Их любовь к букварю неистощима — они пробираются в одиночку или когда слепой ведет слепого, с тем же тропическим терпением, с каким они подходят ко всему. Капеллан организует школу, где вскоре будет учить их так регулярно, как только сможет. Но алфавит в лагере всегда должен быть второстепенным делом.

14 декабря.

Отрывки из молитв в лагере:

«Позволь мне жить так, чтобы, когда я умру, я обладал манерами, чтобы я знал, что сказать, когда увижу моего Небесного Господа».

«Позволь мне жить с мушкетом в одной руке и Библией в другой, чтобы, если я умру от дула мушкета, умру в воде, умру на суше, я знал, что держу благословенного Иисуса в руке и не ведаю страха».

«Я оставил жену в земле рабства; мои малыши говорят каждую ночь: "Где мой отец?" Но когда я умру, когда взойдет благословенное утро, когда я предстану во славе, одной ногой на воде и одной ногой на суше, тогда, о Господи, я увижу свою жену и своих малюток еще раз».

Эти фразы я записал, как мог, у мерцающего лагерного костра прошлой ночью. Этот же человек стал героем забавного небольшого конфуза на похоронах во второй половине дня. Это были наши первые похороны. Человек умер в госпитале, и мы выбрали живописное место захоронения над рекой, возле старой церкви и рядом с небольшим безымянным кладбищем, которым поколениями пользовались рабы. Это были настоящие воинские похороны: гроб был покрыт американским флагом, эскорт шел позади, а над могилой были даны три залпа. Во время службы пели, причем капеллан «диктовал» гимн их любимым способом. По окончании он объявил текст: «Этот нищий воззвал, и Господь услышал его, и спас от всех скорбей его». Мгновенно, к моему величайшему изумлению, трескучий голос запевалы возвысился, интонируя этот текст так, будто это был первый куплет другого гимна. До того спокойно это было проделано, до того невозмутимы были все черные лица, что я едва начал предполагать, будто сам капеллан задумывал это как гимн, хотя я не мог вообразить никакой будущей рифмы к слову «скорби», разве что ей приближался бы «дьявол», к которому действительно так любят ссылаться и мужчины, и его преподобие. Но капеллан, мирно ожидая, мягко повторил свой текст после песнопения, и к моему великому облегчению старый запевала отказался от дальнейшего речитатива и позволил погребальной речи продолжиться.

Задание: Допишите продолжение отрывка о лагерной жизни и первых похоронах, начиная сразу после его последнего предложения.

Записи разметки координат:
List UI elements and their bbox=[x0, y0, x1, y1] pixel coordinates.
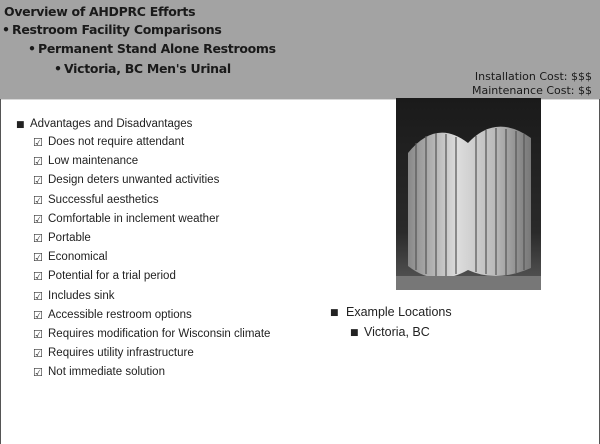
slide: Overview of AHDPRC Efforts • Restroom Fa… bbox=[0, 0, 600, 444]
checkbox: ☑ bbox=[33, 328, 43, 341]
list-item: Low maintenance bbox=[48, 155, 138, 167]
bullet: • bbox=[28, 41, 36, 56]
list-item: Successful aesthetics bbox=[48, 194, 159, 206]
bullet: ■ bbox=[350, 328, 359, 338]
checkbox: ☑ bbox=[33, 290, 43, 303]
locations-heading: Example Locations bbox=[346, 305, 452, 319]
title: Victoria, BC Men's Urinal bbox=[64, 61, 231, 76]
location-item: Victoria, BC bbox=[364, 325, 430, 339]
list-item: Potential for a trial period bbox=[48, 270, 176, 282]
border bbox=[0, 99, 1, 444]
list-item: Includes sink bbox=[48, 290, 114, 302]
bullet: • bbox=[54, 61, 62, 76]
list-item: Design deters unwanted activities bbox=[48, 174, 219, 186]
list-heading: Advantages and Disadvantages bbox=[30, 118, 192, 130]
list-item: Portable bbox=[48, 232, 91, 244]
list-item: Economical bbox=[48, 251, 107, 263]
list-item: Accessible restroom options bbox=[48, 309, 192, 321]
checkbox: ☑ bbox=[33, 232, 43, 245]
list-item: Does not require attendant bbox=[48, 136, 184, 148]
list-item: Requires modification for Wisconsin clim… bbox=[48, 328, 270, 340]
title: Restroom Facility Comparisons bbox=[12, 22, 222, 37]
checkbox: ☑ bbox=[33, 309, 43, 322]
checkbox: ☑ bbox=[33, 213, 43, 226]
title: Overview of AHDPRC Efforts bbox=[4, 4, 195, 19]
list-item: Not immediate solution bbox=[48, 366, 165, 378]
photo bbox=[396, 98, 541, 290]
title: Permanent Stand Alone Restrooms bbox=[38, 41, 276, 56]
header: Overview of AHDPRC Efforts • Restroom Fa… bbox=[0, 0, 600, 100]
checkbox: ☑ bbox=[33, 136, 43, 149]
checkbox: ☑ bbox=[33, 270, 43, 283]
cost: Installation Cost: $$$ bbox=[475, 70, 592, 83]
checkbox: ☑ bbox=[33, 174, 43, 187]
bullet: • bbox=[2, 22, 10, 37]
cost: Maintenance Cost: $$ bbox=[472, 84, 592, 97]
checkbox: ☑ bbox=[33, 251, 43, 264]
bullet: ■ bbox=[16, 120, 25, 130]
checkbox: ☑ bbox=[33, 155, 43, 168]
checkbox: ☑ bbox=[33, 194, 43, 207]
checkbox: ☑ bbox=[33, 366, 43, 379]
list-item: Requires utility infrastructure bbox=[48, 347, 194, 359]
checkbox: ☑ bbox=[33, 347, 43, 360]
list-item: Comfortable in inclement weather bbox=[48, 213, 219, 225]
bullet: ■ bbox=[330, 308, 339, 318]
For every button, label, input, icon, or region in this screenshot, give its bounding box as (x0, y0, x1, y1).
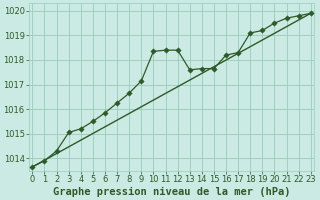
X-axis label: Graphe pression niveau de la mer (hPa): Graphe pression niveau de la mer (hPa) (53, 186, 290, 197)
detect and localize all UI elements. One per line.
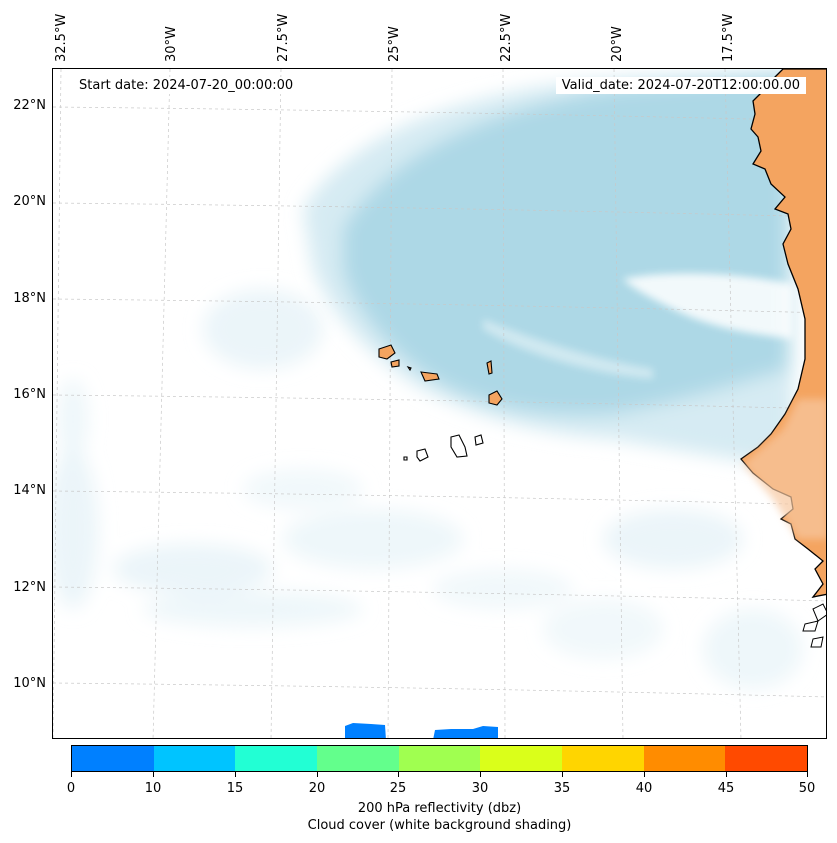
- lat-label-20n: 20°N: [13, 194, 46, 209]
- colorbar-segment-35-40: [562, 746, 644, 771]
- lon-label-30w: 30°W: [164, 26, 179, 62]
- colorbar-tick-mark: [235, 772, 236, 777]
- colorbar-tick-mark: [562, 772, 563, 777]
- colorbar-segment-40-45: [643, 746, 726, 771]
- colorbar-tick-mark: [71, 772, 72, 777]
- colorbar-tick-mark: [480, 772, 481, 777]
- colorbar-segment-0-10: [72, 746, 154, 771]
- colorbar-tick-label: 20: [308, 781, 326, 796]
- valid-date-label: Valid_date: 2024-07-20T12:00:00.00: [555, 77, 806, 94]
- coastal-islands: [802, 603, 826, 648]
- colorbar: [71, 745, 808, 772]
- colorbar-tick-label: 45: [717, 781, 735, 796]
- colorbar-tick-label: 50: [798, 781, 816, 796]
- colorbar-segment-15-20: [235, 746, 318, 771]
- colorbar-sublabel: Cloud cover (white background shading): [307, 818, 572, 833]
- lon-label-25w: 25°W: [387, 26, 402, 62]
- colorbar-tick-label: 30: [471, 781, 489, 796]
- cloud-mass: [303, 69, 793, 469]
- reflectivity-blobs: [345, 723, 498, 738]
- colorbar-tick-label: 0: [66, 781, 76, 796]
- colorbar-tick-label: 25: [389, 781, 407, 796]
- lat-label-16n: 16°N: [13, 387, 46, 402]
- start-date-label: Start date: 2024-07-20_00:00:00: [73, 77, 300, 94]
- lat-label-10n: 10°N: [13, 676, 46, 691]
- colorbar-tick-mark: [398, 772, 399, 777]
- land-light-band: [743, 399, 826, 539]
- cape-verde-islands: [378, 344, 503, 462]
- faint-cloud-patches: [53, 289, 803, 689]
- colorbar-segment-30-35: [480, 746, 563, 771]
- colorbar-segment-45-50: [725, 746, 808, 771]
- colorbar-tick-mark: [153, 772, 154, 777]
- colorbar-tick-mark: [726, 772, 727, 777]
- lat-label-12n: 12°N: [13, 580, 46, 595]
- lat-label-22n: 22°N: [13, 98, 46, 113]
- colorbar-segment-25-30: [398, 746, 481, 771]
- lat-label-18n: 18°N: [13, 291, 46, 306]
- lon-label-27-5w: 27.5°W: [276, 13, 291, 62]
- colorbar-segment-10-15: [153, 746, 236, 771]
- colorbar-tick-mark: [644, 772, 645, 777]
- colorbar-tick-label: 40: [635, 781, 653, 796]
- colorbar-segment-20-25: [317, 746, 399, 771]
- map-panel[interactable]: Start date: 2024-07-20_00:00:00 Valid_da…: [52, 68, 827, 739]
- lon-label-22-5w: 22.5°W: [499, 13, 514, 62]
- colorbar-tick-mark: [807, 772, 808, 777]
- colorbar-tick-label: 15: [226, 781, 244, 796]
- cloud-clear-streak: [483, 273, 793, 379]
- colorbar-tick-label: 10: [144, 781, 162, 796]
- lat-label-14n: 14°N: [13, 483, 46, 498]
- map-canvas: [53, 69, 826, 738]
- lon-label-20w: 20°W: [610, 26, 625, 62]
- colorbar-tick-label: 35: [553, 781, 571, 796]
- graticule: [53, 69, 826, 738]
- colorbar-label: 200 hPa reflectivity (dbz): [357, 801, 522, 816]
- colorbar-tick-mark: [317, 772, 318, 777]
- lon-label-17-5w: 17.5°W: [721, 13, 736, 62]
- lon-label-32-5w: 32.5°W: [54, 13, 69, 62]
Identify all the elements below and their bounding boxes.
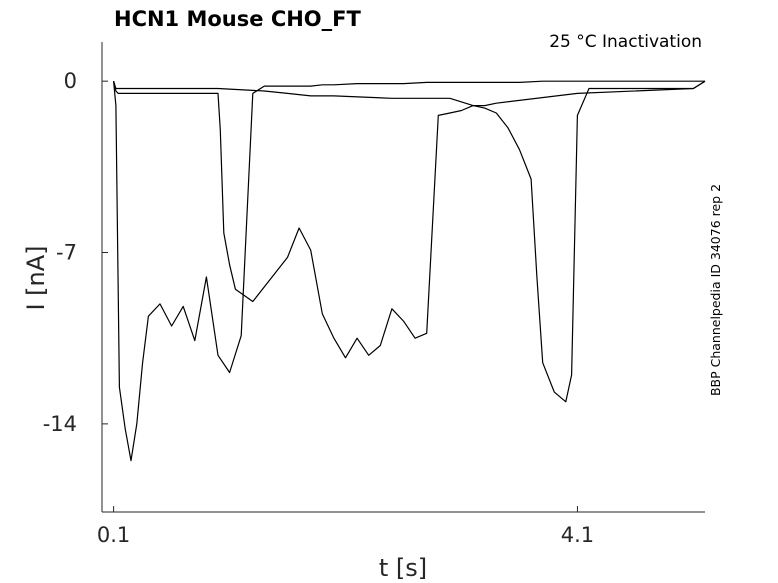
x-tick-label: 0.1 <box>97 523 130 547</box>
y-axis-label: I [nA] <box>22 245 50 310</box>
ticks: 0 -7 -14 0.1 4.1 <box>43 69 594 547</box>
y-tick-label: -14 <box>43 412 77 436</box>
chart-annotation: 25 °C Inactivation <box>549 32 702 52</box>
x-tick-label: 4.1 <box>561 523 594 547</box>
x-axis-label: t [s] <box>379 554 427 582</box>
axes <box>101 42 705 513</box>
chart-title: HCN1 Mouse CHO_FT <box>114 7 361 31</box>
side-label: BBP Channelpedia ID 34076 rep 2 <box>708 184 723 396</box>
y-tick-label: 0 <box>64 69 77 93</box>
trace-line-1 <box>113 80 705 462</box>
trace-line-2 <box>113 80 706 359</box>
trace-line-3 <box>113 80 706 403</box>
y-tick-label: -7 <box>56 241 77 265</box>
traces <box>113 80 706 462</box>
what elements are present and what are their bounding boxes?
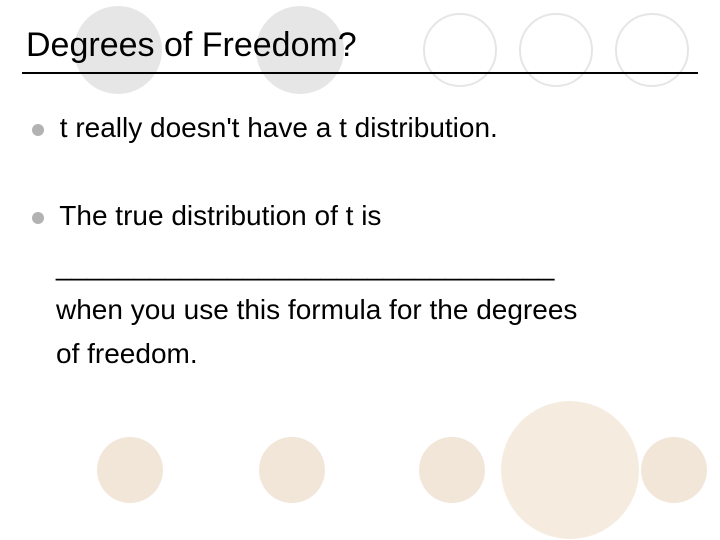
slide: Degrees of Freedom? t really doesn't hav… xyxy=(0,0,720,540)
bullet-icon xyxy=(32,212,44,224)
decor-circle-7 xyxy=(419,437,485,503)
bullet-text: The true distribution of t is xyxy=(59,200,381,231)
continuation-line-1: when you use this formula for the degree… xyxy=(56,288,577,332)
bullet-continuation: ________________________________ when yo… xyxy=(56,244,577,376)
decor-circle-8 xyxy=(501,401,639,539)
blank-line: ________________________________ xyxy=(56,244,577,288)
decor-circle-4 xyxy=(615,13,689,87)
decor-circle-2 xyxy=(423,13,497,87)
bullet-item-2: The true distribution of t is xyxy=(32,200,381,232)
continuation-line-2: of freedom. xyxy=(56,332,577,376)
title-underline xyxy=(22,72,698,74)
decor-circle-6 xyxy=(259,437,325,503)
bullet-icon xyxy=(32,124,44,136)
decor-circle-5 xyxy=(97,437,163,503)
decor-circle-3 xyxy=(519,13,593,87)
decor-circle-9 xyxy=(641,437,707,503)
slide-title: Degrees of Freedom? xyxy=(26,26,357,65)
bullet-text: t really doesn't have a t distribution. xyxy=(60,112,498,143)
bullet-item-1: t really doesn't have a t distribution. xyxy=(32,112,498,144)
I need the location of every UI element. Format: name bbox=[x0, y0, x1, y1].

Итоговый результат:
Их воспоминания представляют собой огромный запутанный хаос еврейской истории и биографий; и большинство великих событий прошлого, вплоть до периода американской революции, они инстинктивно приписывают Моисею. Тем не менее во всех их цитатах чувствуется прекрасная смелая уверенность, и запись никогда не теряет пикантности в их устах, хотя от этого может пострадать строгая точность. Так, в прошлое воскресенье один из моих капитанов услышал, как чернокожий проповедник в Бофорте провозгласил: «Павел может сажать, и поливать водой, да только толку не будет», в коем святого Аполлоса едва ли узнал бы он сам.

Только что ко мне подошел один из солдат и сказал, что собирается жениться на девушке в Бофорте, и не мог бы я одолжить ему доллар семьдесят пять центов на покупку свадебного наряда? Казалось, что в нынешние времена стоит поощрять супружество на столь умеренных условиях, и поэтому я откликнулся на призыв.

16 декабря.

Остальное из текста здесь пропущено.